--- START Entries ---

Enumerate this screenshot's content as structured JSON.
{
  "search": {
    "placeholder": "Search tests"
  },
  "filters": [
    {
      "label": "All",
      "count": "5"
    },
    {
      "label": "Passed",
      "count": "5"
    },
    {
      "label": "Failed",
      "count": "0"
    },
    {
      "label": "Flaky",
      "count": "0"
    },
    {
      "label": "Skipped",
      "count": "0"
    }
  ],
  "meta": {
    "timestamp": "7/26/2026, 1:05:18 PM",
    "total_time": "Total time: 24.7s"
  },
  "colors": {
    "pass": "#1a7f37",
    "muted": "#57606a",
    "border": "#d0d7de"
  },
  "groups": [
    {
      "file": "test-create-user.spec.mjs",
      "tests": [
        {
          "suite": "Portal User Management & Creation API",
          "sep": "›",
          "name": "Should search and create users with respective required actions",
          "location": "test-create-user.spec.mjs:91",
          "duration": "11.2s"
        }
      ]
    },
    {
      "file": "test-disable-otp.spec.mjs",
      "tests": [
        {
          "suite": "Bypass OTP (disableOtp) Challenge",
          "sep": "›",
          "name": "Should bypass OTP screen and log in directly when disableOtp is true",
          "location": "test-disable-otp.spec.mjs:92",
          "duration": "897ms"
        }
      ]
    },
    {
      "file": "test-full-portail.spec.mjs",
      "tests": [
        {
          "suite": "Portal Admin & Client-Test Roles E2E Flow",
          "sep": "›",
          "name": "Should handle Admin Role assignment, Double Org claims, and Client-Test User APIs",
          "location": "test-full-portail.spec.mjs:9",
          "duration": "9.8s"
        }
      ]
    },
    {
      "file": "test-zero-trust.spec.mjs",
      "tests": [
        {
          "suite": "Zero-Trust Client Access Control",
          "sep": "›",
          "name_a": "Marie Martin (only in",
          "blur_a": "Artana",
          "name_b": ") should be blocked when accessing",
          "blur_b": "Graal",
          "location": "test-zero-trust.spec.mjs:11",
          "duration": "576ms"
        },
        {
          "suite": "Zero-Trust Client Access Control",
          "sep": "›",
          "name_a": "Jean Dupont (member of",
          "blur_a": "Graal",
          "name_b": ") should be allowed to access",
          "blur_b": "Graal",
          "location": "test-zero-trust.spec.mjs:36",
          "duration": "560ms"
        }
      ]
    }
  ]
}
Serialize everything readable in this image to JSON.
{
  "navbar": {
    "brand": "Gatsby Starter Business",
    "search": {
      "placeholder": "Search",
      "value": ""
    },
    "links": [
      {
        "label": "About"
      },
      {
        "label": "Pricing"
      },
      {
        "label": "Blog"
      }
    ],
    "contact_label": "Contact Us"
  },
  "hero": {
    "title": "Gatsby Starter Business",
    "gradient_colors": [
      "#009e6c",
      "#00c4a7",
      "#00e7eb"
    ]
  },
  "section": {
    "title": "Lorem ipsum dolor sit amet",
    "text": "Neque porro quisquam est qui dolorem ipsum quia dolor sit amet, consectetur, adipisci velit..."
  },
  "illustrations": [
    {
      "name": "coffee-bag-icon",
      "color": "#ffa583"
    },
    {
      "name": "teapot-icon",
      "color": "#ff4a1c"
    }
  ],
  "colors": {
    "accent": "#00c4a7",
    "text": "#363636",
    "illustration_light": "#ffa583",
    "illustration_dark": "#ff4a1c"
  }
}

--- END Entries ---

*Directions for this task*: Take the line with "Serialize everything readable" and all lines after it through the end of the records, and write them out exactly; include nothing else.

*Result*:
Serialize everything readable in this image to JSON.
{
  "navbar": {
    "brand": "Gatsby Starter Business",
    "search": {
      "placeholder": "Search",
      "value": ""
    },
    "links": [
      {
        "label": "About"
      },
      {
        "label": "Pricing"
      },
      {
        "label": "Blog"
      }
    ],
    "contact_label": "Contact Us"
  },
  "hero": {
    "title": "Gatsby Starter Business",
    "gradient_colors": [
      "#009e6c",
      "#00c4a7",
      "#00e7eb"
    ]
  },
  "section": {
    "title": "Lorem ipsum dolor sit amet",
    "text": "Neque porro quisquam est qui dolorem ipsum quia dolor sit amet, consectetur, adipisci velit..."
  },
  "illustrations": [
    {
      "name": "coffee-bag-icon",
      "color": "#ffa583"
    },
    {
      "name": "teapot-icon",
      "color": "#ff4a1c"
    }
  ],
  "colors": {
    "accent": "#00c4a7",
    "text": "#363636",
    "illustration_light": "#ffa583",
    "illustration_dark": "#ff4a1c"
  }
}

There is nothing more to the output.